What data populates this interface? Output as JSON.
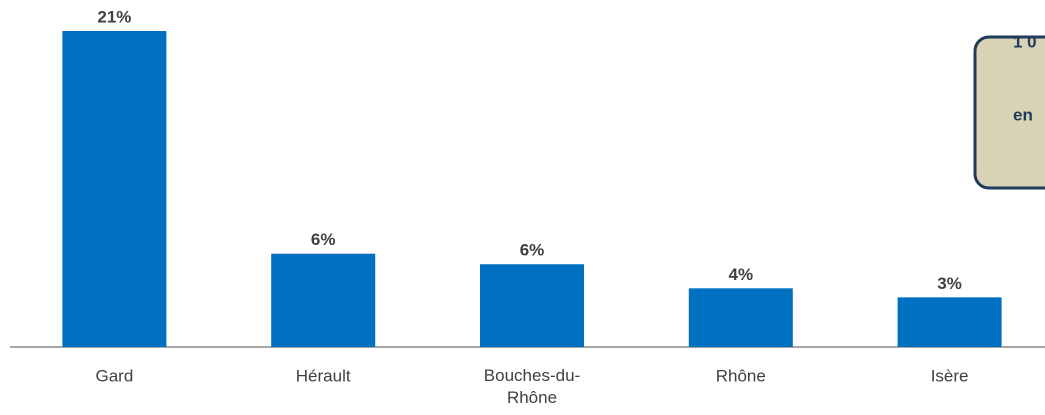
{
  "chart_data": {
    "type": "bar",
    "categories": [
      "Gard",
      "Hérault",
      "Bouches-du-Rhône",
      "Rhône",
      "Isère"
    ],
    "values": [
      21,
      6.2,
      5.5,
      3.9,
      3.3
    ],
    "value_labels": [
      "21%",
      "6%",
      "6%",
      "4%",
      "3%"
    ],
    "color": "#0070c0",
    "ylim": [
      0,
      21
    ],
    "annotation": [
      "1 0",
      "en"
    ]
  }
}
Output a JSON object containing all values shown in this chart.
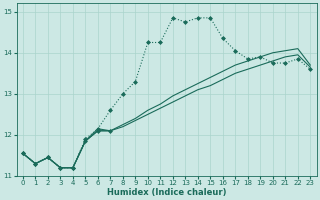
{
  "xlabel": "Humidex (Indice chaleur)",
  "background_color": "#cce8e4",
  "grid_color": "#aad4cc",
  "line_color": "#1a6b5a",
  "xlim": [
    -0.5,
    23.5
  ],
  "ylim": [
    11,
    15.2
  ],
  "yticks": [
    11,
    12,
    13,
    14,
    15
  ],
  "xticks": [
    0,
    1,
    2,
    3,
    4,
    5,
    6,
    7,
    8,
    9,
    10,
    11,
    12,
    13,
    14,
    15,
    16,
    17,
    18,
    19,
    20,
    21,
    22,
    23
  ],
  "series": [
    {
      "x": [
        0,
        1,
        2,
        3,
        4,
        5,
        6,
        7
      ],
      "y": [
        11.55,
        11.3,
        11.45,
        11.2,
        11.2,
        11.85,
        12.1,
        12.1
      ],
      "style": "solid",
      "marker": "D",
      "markersize": 2.0,
      "linewidth": 0.8
    },
    {
      "x": [
        0,
        1,
        2,
        3,
        4,
        5,
        6,
        7,
        8,
        9,
        10,
        11,
        12,
        13,
        14,
        15,
        16,
        17,
        18,
        19,
        20,
        21,
        22,
        23
      ],
      "y": [
        11.55,
        11.3,
        11.45,
        11.2,
        11.2,
        11.9,
        12.15,
        12.6,
        13.0,
        13.3,
        14.25,
        14.25,
        14.85,
        14.75,
        14.85,
        14.85,
        14.35,
        14.05,
        13.85,
        13.9,
        13.75,
        13.75,
        13.85,
        13.6
      ],
      "style": "dotted",
      "marker": "D",
      "markersize": 2.0,
      "linewidth": 0.8
    },
    {
      "x": [
        0,
        1,
        2,
        3,
        4,
        5,
        6,
        7,
        8,
        9,
        10,
        11,
        12,
        13,
        14,
        15,
        16,
        17,
        18,
        19,
        20,
        21,
        22,
        23
      ],
      "y": [
        11.55,
        11.3,
        11.45,
        11.2,
        11.2,
        11.85,
        12.1,
        12.1,
        12.2,
        12.35,
        12.5,
        12.65,
        12.8,
        12.95,
        13.1,
        13.2,
        13.35,
        13.5,
        13.6,
        13.7,
        13.8,
        13.9,
        13.95,
        13.65
      ],
      "style": "solid",
      "marker": null,
      "markersize": null,
      "linewidth": 0.8
    },
    {
      "x": [
        0,
        1,
        2,
        3,
        4,
        5,
        6,
        7,
        8,
        9,
        10,
        11,
        12,
        13,
        14,
        15,
        16,
        17,
        18,
        19,
        20,
        21,
        22,
        23
      ],
      "y": [
        11.55,
        11.3,
        11.45,
        11.2,
        11.2,
        11.85,
        12.15,
        12.1,
        12.25,
        12.4,
        12.6,
        12.75,
        12.95,
        13.1,
        13.25,
        13.4,
        13.55,
        13.7,
        13.8,
        13.9,
        14.0,
        14.05,
        14.1,
        13.7
      ],
      "style": "solid",
      "marker": null,
      "markersize": null,
      "linewidth": 0.8
    }
  ]
}
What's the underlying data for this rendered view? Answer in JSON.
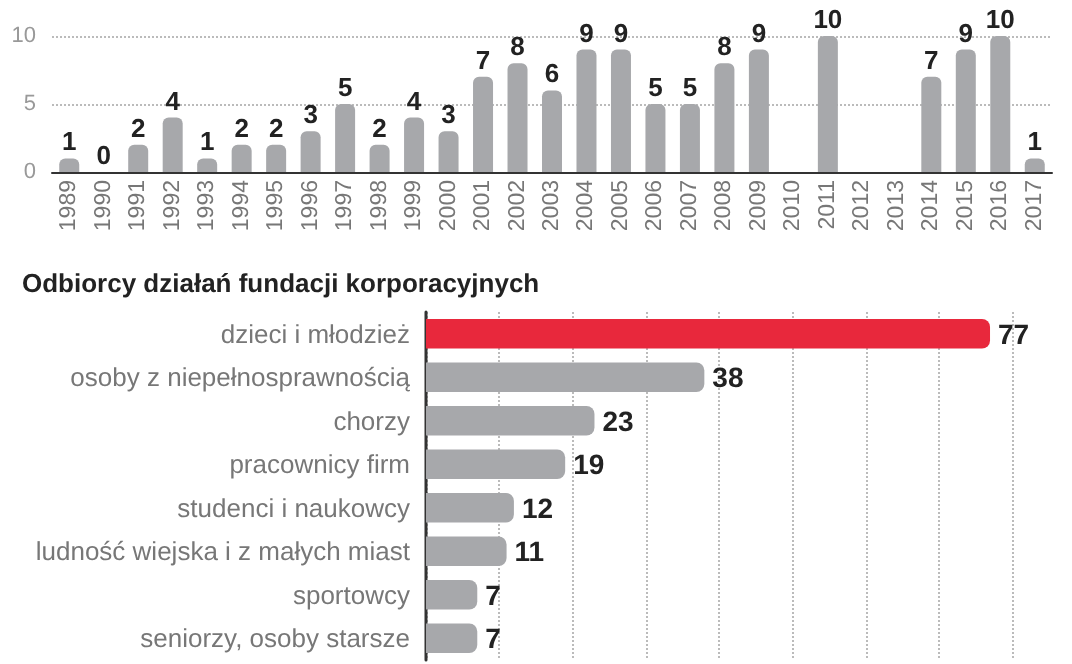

◆ **Instructions to follow**
Repeat the entries exactly and keep the pictures out of the copy.

◆ **Response to this task**
What data populates this interface? Output as JSON.
{
  "chart_data": {
    "type": "bar",
    "categories": [
      "Gard",
      "Hérault",
      "Bouches-du-Rhône",
      "Rhône",
      "Isère"
    ],
    "values": [
      21,
      6.2,
      5.5,
      3.9,
      3.3
    ],
    "value_labels": [
      "21%",
      "6%",
      "6%",
      "4%",
      "3%"
    ],
    "color": "#0070c0",
    "ylim": [
      0,
      21
    ],
    "annotation": [
      "1 0",
      "en"
    ]
  }
}
Output a JSON object containing all values shown in this chart.
{
  "xlabel": "Humidex (Indice chaleur)",
  "background_color": "#cce8e4",
  "grid_color": "#aad4cc",
  "line_color": "#1a6b5a",
  "xlim": [
    -0.5,
    23.5
  ],
  "ylim": [
    11,
    15.2
  ],
  "yticks": [
    11,
    12,
    13,
    14,
    15
  ],
  "xticks": [
    0,
    1,
    2,
    3,
    4,
    5,
    6,
    7,
    8,
    9,
    10,
    11,
    12,
    13,
    14,
    15,
    16,
    17,
    18,
    19,
    20,
    21,
    22,
    23
  ],
  "series": [
    {
      "x": [
        0,
        1,
        2,
        3,
        4,
        5,
        6,
        7
      ],
      "y": [
        11.55,
        11.3,
        11.45,
        11.2,
        11.2,
        11.85,
        12.1,
        12.1
      ],
      "style": "solid",
      "marker": "D",
      "markersize": 2.0,
      "linewidth": 0.8
    },
    {
      "x": [
        0,
        1,
        2,
        3,
        4,
        5,
        6,
        7,
        8,
        9,
        10,
        11,
        12,
        13,
        14,
        15,
        16,
        17,
        18,
        19,
        20,
        21,
        22,
        23
      ],
      "y": [
        11.55,
        11.3,
        11.45,
        11.2,
        11.2,
        11.9,
        12.15,
        12.6,
        13.0,
        13.3,
        14.25,
        14.25,
        14.85,
        14.75,
        14.85,
        14.85,
        14.35,
        14.05,
        13.85,
        13.9,
        13.75,
        13.75,
        13.85,
        13.6
      ],
      "style": "dotted",
      "marker": "D",
      "markersize": 2.0,
      "linewidth": 0.8
    },
    {
      "x": [
        0,
        1,
        2,
        3,
        4,
        5,
        6,
        7,
        8,
        9,
        10,
        11,
        12,
        13,
        14,
        15,
        16,
        17,
        18,
        19,
        20,
        21,
        22,
        23
      ],
      "y": [
        11.55,
        11.3,
        11.45,
        11.2,
        11.2,
        11.85,
        12.1,
        12.1,
        12.2,
        12.35,
        12.5,
        12.65,
        12.8,
        12.95,
        13.1,
        13.2,
        13.35,
        13.5,
        13.6,
        13.7,
        13.8,
        13.9,
        13.95,
        13.65
      ],
      "style": "solid",
      "marker": null,
      "markersize": null,
      "linewidth": 0.8
    },
    {
      "x": [
        0,
        1,
        2,
        3,
        4,
        5,
        6,
        7,
        8,
        9,
        10,
        11,
        12,
        13,
        14,
        15,
        16,
        17,
        18,
        19,
        20,
        21,
        22,
        23
      ],
      "y": [
        11.55,
        11.3,
        11.45,
        11.2,
        11.2,
        11.85,
        12.15,
        12.1,
        12.25,
        12.4,
        12.6,
        12.75,
        12.95,
        13.1,
        13.25,
        13.4,
        13.55,
        13.7,
        13.8,
        13.9,
        14.0,
        14.05,
        14.1,
        13.7
      ],
      "style": "solid",
      "marker": null,
      "markersize": null,
      "linewidth": 0.8
    }
  ]
}
What's the underlying data for this rendered view? Answer in JSON.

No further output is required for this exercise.